Fragmento para leer
La política, principal problema

Sus resultados muestran como ha tenido más incidencia el juicio del Caso Palau y las escandalosas declaraciones de sus principales imputados que la sentencia del 9N, pese a la movilización generada a raíz de esas sentencias por los movimientos independentistas. Así, cae la confianza en los políticos catalanes, que en noviembre suspendían por poco y ahora bajan a una media de 3,7. Además, los catalanes vuelven a considerar como primer problema la «insatisfacción con la política», epígrafe que incluye corrupción y decepción por la gestión del Govern, que suspende con un 4,20. El paro y los problemas económicos pasan al segundo lugar, aunque por escaso margen.

De hecho, una amplia mayoría sigue considerando la situación económica mala o muy mala en Cataluña (53%) y en el conjunto de España (70%), aunque esos porcentajes han bajado considerablemente respecto al primer trimestre de 2013, cuando esa percepción copaba el 90% de los encuestados. En cuanto a la percepción de la situación política, es peor para el conjunto de España -es mala o muy mala para el 82%- que en Cataluña -mala para el 66,7%-, pero la percepción negativa crece en el ámbito autonómico mientras en el conjunto estatal mejora superado el año de interinidad en el Gobierno.

El sondeo muestra otro giro significativo en las elecciones que los consultados consideran más importantes. Tradicionalmente los catalanes habían participado más en las elecciones generales que en las autonómicas, siendo esta la clave de las victorias del PSOE en los comicios nacionales mientras CiU se imponía en los catalanes. Esa tendencia se revertió en las elecciones autonómicas del 27S de 2015 en las que participó un 77,4% del censo debido a la amenaza que suponía su carácter plebiscitario, y esa tendencia se mantuvo hasta el último sondeo del CEO, en el que el 28,5% consideraba las elecciones al Parlament como las más importantes, frente a un 26,8% que destacaba las elecciones al Congreso. El ranking vuelva a cambiar en la encuesta presentada hoy, aunque por la mínima. El 32,5% afirma que las elecciones al Congreso son las más importantes para él, frente al 31,7 que destaca los comicios autonómicos. Los dos grupos crecen a costa de quienes creían que unas y otras cuentan por igual.

Fragmentos de datos
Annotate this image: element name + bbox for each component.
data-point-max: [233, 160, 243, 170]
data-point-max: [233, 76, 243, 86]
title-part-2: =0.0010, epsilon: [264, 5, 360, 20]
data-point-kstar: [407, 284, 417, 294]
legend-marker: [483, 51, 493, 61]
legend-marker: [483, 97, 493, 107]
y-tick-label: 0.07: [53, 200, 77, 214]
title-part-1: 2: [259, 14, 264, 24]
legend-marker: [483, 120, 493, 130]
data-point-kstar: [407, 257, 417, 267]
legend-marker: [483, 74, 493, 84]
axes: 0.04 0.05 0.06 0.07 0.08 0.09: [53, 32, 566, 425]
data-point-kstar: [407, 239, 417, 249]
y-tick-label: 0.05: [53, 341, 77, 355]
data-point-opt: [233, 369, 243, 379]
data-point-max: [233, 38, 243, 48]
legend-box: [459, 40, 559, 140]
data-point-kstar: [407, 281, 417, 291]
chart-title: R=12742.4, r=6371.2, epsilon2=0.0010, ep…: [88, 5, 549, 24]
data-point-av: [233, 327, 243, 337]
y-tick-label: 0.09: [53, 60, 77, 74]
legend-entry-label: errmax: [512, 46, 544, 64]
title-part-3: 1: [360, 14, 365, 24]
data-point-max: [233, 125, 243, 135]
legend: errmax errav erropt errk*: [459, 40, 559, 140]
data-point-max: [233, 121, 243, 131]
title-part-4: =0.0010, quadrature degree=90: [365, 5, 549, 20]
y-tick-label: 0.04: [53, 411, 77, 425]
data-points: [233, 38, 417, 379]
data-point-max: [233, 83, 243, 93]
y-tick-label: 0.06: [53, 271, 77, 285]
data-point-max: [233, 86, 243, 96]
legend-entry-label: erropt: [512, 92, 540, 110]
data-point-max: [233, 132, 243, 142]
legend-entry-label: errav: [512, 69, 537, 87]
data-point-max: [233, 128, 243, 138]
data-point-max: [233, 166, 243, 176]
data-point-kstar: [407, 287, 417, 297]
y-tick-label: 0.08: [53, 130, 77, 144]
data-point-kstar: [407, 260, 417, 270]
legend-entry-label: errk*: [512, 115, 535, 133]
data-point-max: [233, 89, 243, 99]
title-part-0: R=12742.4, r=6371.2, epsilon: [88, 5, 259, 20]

Partes del ejercicio
a - Cita del fragmento para leer el pasaje que va desde "La política, principal" hasta "por escaso margen.", ambos incluidos.
b - Según el fragmento para leer, ¿qué nota media reciben ahora los políticos catalanes en cuanto a confianza?

Respuestas por tarea
a -
La política, principal problema

Sus resultados muestran como ha tenido más incidencia el juicio del Caso Palau y las escandalosas declaraciones de sus principales imputados que la sentencia del 9N, pese a la movilización generada a raíz de esas sentencias por los movimientos independentistas. Así, cae la confianza en los políticos catalanes, que en noviembre suspendían por poco y ahora bajan a una media de 3,7. Además, los catalanes vuelven a considerar como primer problema la «insatisfacción con la política», epígrafe que incluye corrupción y decepción por la gestión del Govern, que suspende con un 4,20. El paro y los problemas económicos pasan al segundo lugar, aunque por escaso margen.

b - Una media de 3,7.